Stated task = Omit the pictures, please, and give each record below again exactly.

-- START OF Source data --

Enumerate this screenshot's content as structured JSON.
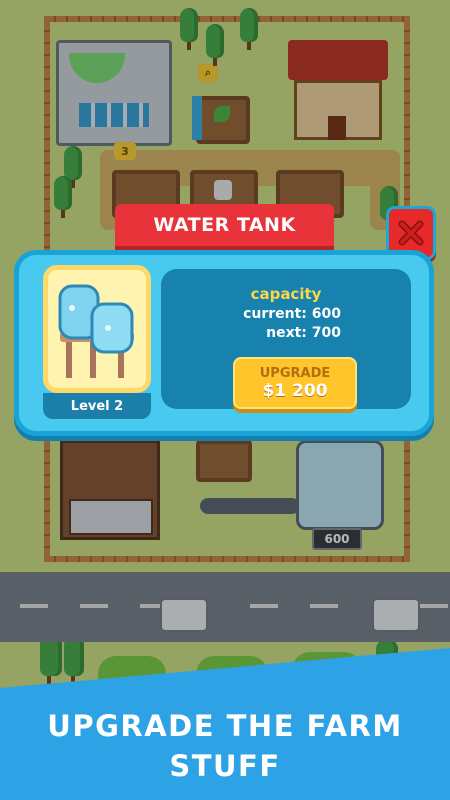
{
  "modal": {
    "title": "WATER TANK",
    "level": "Level 2",
    "capacity_label": "capacity",
    "current_line": "current: 600",
    "next_line": "next: 700",
    "upgrade_label": "UPGRADE",
    "upgrade_price": "$1 200"
  },
  "farm": {
    "tank_capacity_sign": "600",
    "badge_3": "3"
  },
  "promo": {
    "line1": "UPGRADE THE FARM",
    "line2": "STUFF"
  },
  "icons": {
    "close": "close-x-icon",
    "water_tank": "water-tank-icon",
    "lock": "lock-icon",
    "search": "magnifier-icon"
  },
  "colors": {
    "banner": "#e8333a",
    "panel": "#47c9f0",
    "upgrade_button": "#ffc52a",
    "footer": "#2da3e6"
  }
}
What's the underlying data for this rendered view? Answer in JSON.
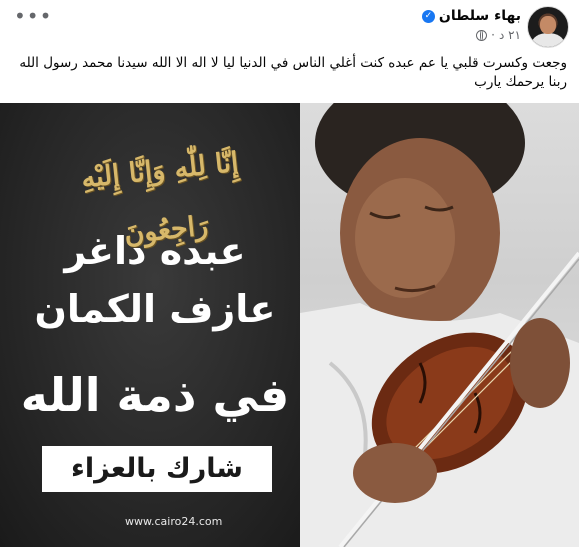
{
  "post": {
    "author": "بهاء سلطان",
    "timestamp": "٢١ د",
    "text": "وجعت وكسرت قلبي  يا عم عبده كنت أغلي الناس في الدنيا ليا  لا اله الا الله سيدنا محمد رسول الله ربنا يرحمك يارب",
    "options_glyph": "•••",
    "verified_glyph": "✓"
  },
  "image": {
    "calligraphy": "إِنَّا لِلّٰهِ وَإِنَّا إِلَيْهِ رَاجِعُونَ",
    "name_line": "عبده داغر",
    "role_line": "عازف الكمان",
    "condolence_line": "في ذمة الله",
    "share_label": "شارك بالعزاء",
    "website": "www.cairo24.com"
  },
  "colors": {
    "verified_badge": "#1877f2",
    "calligraphy_gold": "#d7b86a",
    "image_background": "#2b2b2b"
  },
  "icons": {
    "options": "more-options-icon",
    "verified": "verified-badge-icon",
    "audience": "globe-icon"
  }
}
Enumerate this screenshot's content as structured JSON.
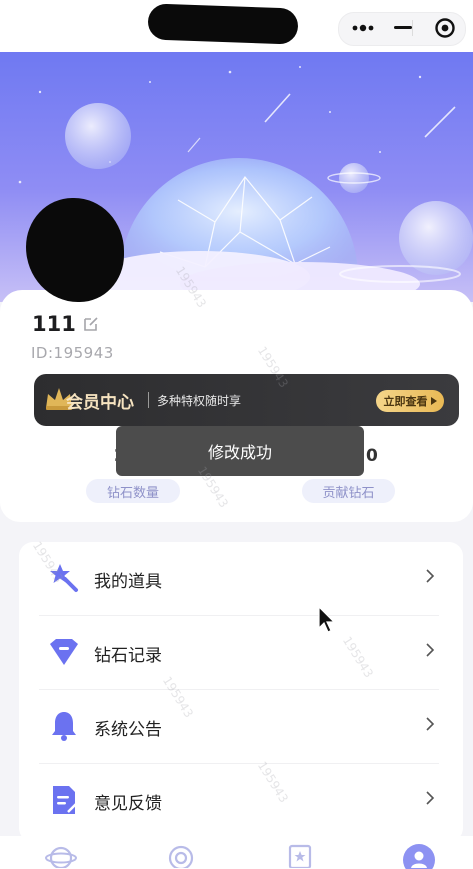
{
  "profile": {
    "username": "111",
    "user_id": "ID:195943"
  },
  "vip": {
    "title": "会员中心",
    "subtitle": "多种特权随时享",
    "button": "立即查看"
  },
  "stats": [
    {
      "value": "2",
      "label": "钻石数量"
    },
    {
      "value": "0",
      "label": "贡献钻石"
    }
  ],
  "toast": "修改成功",
  "menu": [
    {
      "label": "我的道具"
    },
    {
      "label": "钻石记录"
    },
    {
      "label": "系统公告"
    },
    {
      "label": "意见反馈"
    }
  ],
  "watermark": "195943",
  "colors": {
    "accent": "#6b72f0",
    "vip_gold": "#f6e3c0",
    "pill_bg": "#eef0fb"
  }
}
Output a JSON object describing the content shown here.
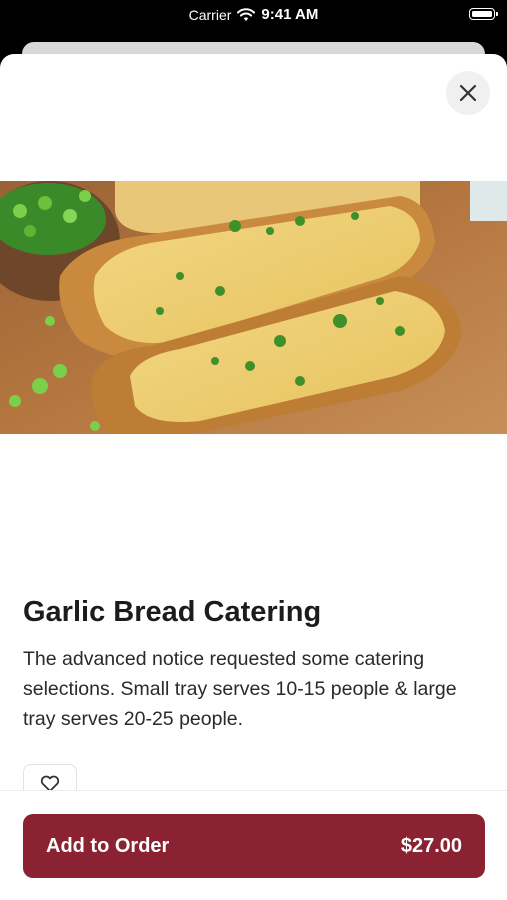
{
  "status_bar": {
    "carrier": "Carrier",
    "time": "9:41 AM"
  },
  "item": {
    "title": "Garlic Bread Catering",
    "description": "The advanced notice requested some catering selections. Small tray serves 10-15 people & large tray serves 20-25 people.",
    "image_alt": "Garlic bread with chopped green onions"
  },
  "actions": {
    "close_icon": "close-icon",
    "favorite_icon": "heart-outline-icon",
    "add_label": "Add to Order",
    "price": "$27.00"
  },
  "colors": {
    "accent": "#8b2232",
    "close_bg": "#f0f0f0"
  }
}
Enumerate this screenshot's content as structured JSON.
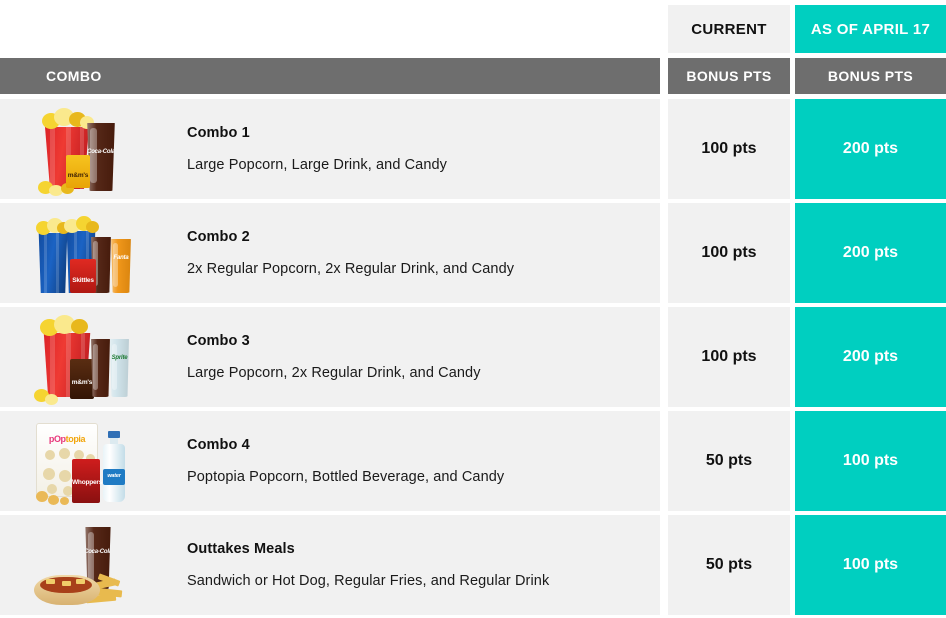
{
  "table": {
    "headers": {
      "combo_col": "COMBO",
      "current_top": "CURRENT",
      "promo_top": "AS OF APRIL 17",
      "current_sub": "BONUS PTS",
      "promo_sub": "BONUS PTS"
    },
    "colors": {
      "promo_accent": "#00CFC0",
      "header_gray": "#6E6E6E",
      "row_background": "#F1F1F1",
      "page_background": "#FFFFFF",
      "text_dark": "#111111"
    },
    "rows": [
      {
        "name": "Combo 1",
        "description": "Large Popcorn, Large Drink, and Candy",
        "current_points": "100 pts",
        "promo_points": "200 pts",
        "image_alt": "large-red-popcorn-tub-coca-cola-cup-and-mms-candy"
      },
      {
        "name": "Combo 2",
        "description": "2x Regular Popcorn, 2x Regular Drink, and Candy",
        "current_points": "100 pts",
        "promo_points": "200 pts",
        "image_alt": "two-blue-popcorn-bags-cola-and-fanta-cups-and-skittles-candy"
      },
      {
        "name": "Combo 3",
        "description": "Large Popcorn, 2x Regular Drink, and Candy",
        "current_points": "100 pts",
        "promo_points": "200 pts",
        "image_alt": "large-red-popcorn-bag-mms-candy-cola-and-sprite-cups"
      },
      {
        "name": "Combo 4",
        "description": "Poptopia Popcorn, Bottled Beverage, and Candy",
        "current_points": "50 pts",
        "promo_points": "100 pts",
        "image_alt": "poptopia-popcorn-bag-whoppers-candy-and-bottled-water"
      },
      {
        "name": "Outtakes Meals",
        "description": "Sandwich or Hot Dog, Regular Fries, and Regular Drink",
        "current_points": "50 pts",
        "promo_points": "100 pts",
        "image_alt": "chili-hot-dog-with-fries-and-coca-cola-cup"
      }
    ],
    "labels": {
      "coke": "Coca-Cola",
      "fanta": "Fanta",
      "sprite": "Sprite",
      "mms": "m&m's",
      "skittles": "Skittles",
      "whoppers": "Whoppers",
      "poptopia_pop": "pOp",
      "poptopia_topia": "topia",
      "dasani": "water"
    }
  }
}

-- END OF Source data --

Expected answer =
Enumerate this screenshot's content as structured JSON.
{
  "modal": {
    "title": "WATER TANK",
    "level": "Level 2",
    "capacity_label": "capacity",
    "current_line": "current: 600",
    "next_line": "next: 700",
    "upgrade_label": "UPGRADE",
    "upgrade_price": "$1 200"
  },
  "farm": {
    "tank_capacity_sign": "600",
    "badge_3": "3"
  },
  "promo": {
    "line1": "UPGRADE THE FARM",
    "line2": "STUFF"
  },
  "icons": {
    "close": "close-x-icon",
    "water_tank": "water-tank-icon",
    "lock": "lock-icon",
    "search": "magnifier-icon"
  },
  "colors": {
    "banner": "#e8333a",
    "panel": "#47c9f0",
    "upgrade_button": "#ffc52a",
    "footer": "#2da3e6"
  }
}
What's the underlying data for this rendered view? Answer in JSON.
{
  "post": {
    "author": "بهاء سلطان",
    "timestamp": "٢١ د",
    "text": "وجعت وكسرت قلبي  يا عم عبده كنت أغلي الناس في الدنيا ليا  لا اله الا الله سيدنا محمد رسول الله ربنا يرحمك يارب",
    "options_glyph": "•••",
    "verified_glyph": "✓"
  },
  "image": {
    "calligraphy": "إِنَّا لِلّٰهِ وَإِنَّا إِلَيْهِ رَاجِعُونَ",
    "name_line": "عبده داغر",
    "role_line": "عازف الكمان",
    "condolence_line": "في ذمة الله",
    "share_label": "شارك بالعزاء",
    "website": "www.cairo24.com"
  },
  "colors": {
    "verified_badge": "#1877f2",
    "calligraphy_gold": "#d7b86a",
    "image_background": "#2b2b2b"
  },
  "icons": {
    "options": "more-options-icon",
    "verified": "verified-badge-icon",
    "audience": "globe-icon"
  }
}
Enumerate this screenshot's content as structured JSON.
{
  "profile": {
    "username": "111",
    "user_id": "ID:195943"
  },
  "vip": {
    "title": "会员中心",
    "subtitle": "多种特权随时享",
    "button": "立即查看"
  },
  "stats": [
    {
      "value": "2",
      "label": "钻石数量"
    },
    {
      "value": "0",
      "label": "贡献钻石"
    }
  ],
  "toast": "修改成功",
  "menu": [
    {
      "label": "我的道具"
    },
    {
      "label": "钻石记录"
    },
    {
      "label": "系统公告"
    },
    {
      "label": "意见反馈"
    }
  ],
  "watermark": "195943",
  "colors": {
    "accent": "#6b72f0",
    "vip_gold": "#f6e3c0",
    "pill_bg": "#eef0fb"
  }
}
Output a JSON object describing the content shown here.
{
  "status_bar": {
    "carrier": "Carrier",
    "time": "9:41 AM"
  },
  "item": {
    "title": "Garlic Bread Catering",
    "description": "The advanced notice requested some catering selections. Small tray serves 10-15 people & large tray serves 20-25 people.",
    "image_alt": "Garlic bread with chopped green onions"
  },
  "actions": {
    "close_icon": "close-icon",
    "favorite_icon": "heart-outline-icon",
    "add_label": "Add to Order",
    "price": "$27.00"
  },
  "colors": {
    "accent": "#8b2232",
    "close_bg": "#f0f0f0"
  }
}
Enumerate this screenshot's content as structured JSON.
{
  "table": {
    "headers": {
      "combo_col": "COMBO",
      "current_top": "CURRENT",
      "promo_top": "AS OF APRIL 17",
      "current_sub": "BONUS PTS",
      "promo_sub": "BONUS PTS"
    },
    "colors": {
      "promo_accent": "#00CFC0",
      "header_gray": "#6E6E6E",
      "row_background": "#F1F1F1",
      "page_background": "#FFFFFF",
      "text_dark": "#111111"
    },
    "rows": [
      {
        "name": "Combo 1",
        "description": "Large Popcorn, Large Drink, and Candy",
        "current_points": "100 pts",
        "promo_points": "200 pts",
        "image_alt": "large-red-popcorn-tub-coca-cola-cup-and-mms-candy"
      },
      {
        "name": "Combo 2",
        "description": "2x Regular Popcorn, 2x Regular Drink, and Candy",
        "current_points": "100 pts",
        "promo_points": "200 pts",
        "image_alt": "two-blue-popcorn-bags-cola-and-fanta-cups-and-skittles-candy"
      },
      {
        "name": "Combo 3",
        "description": "Large Popcorn, 2x Regular Drink, and Candy",
        "current_points": "100 pts",
        "promo_points": "200 pts",
        "image_alt": "large-red-popcorn-bag-mms-candy-cola-and-sprite-cups"
      },
      {
        "name": "Combo 4",
        "description": "Poptopia Popcorn, Bottled Beverage, and Candy",
        "current_points": "50 pts",
        "promo_points": "100 pts",
        "image_alt": "poptopia-popcorn-bag-whoppers-candy-and-bottled-water"
      },
      {
        "name": "Outtakes Meals",
        "description": "Sandwich or Hot Dog, Regular Fries, and Regular Drink",
        "current_points": "50 pts",
        "promo_points": "100 pts",
        "image_alt": "chili-hot-dog-with-fries-and-coca-cola-cup"
      }
    ],
    "labels": {
      "coke": "Coca-Cola",
      "fanta": "Fanta",
      "sprite": "Sprite",
      "mms": "m&m's",
      "skittles": "Skittles",
      "whoppers": "Whoppers",
      "poptopia_pop": "pOp",
      "poptopia_topia": "topia",
      "dasani": "water"
    }
  }
}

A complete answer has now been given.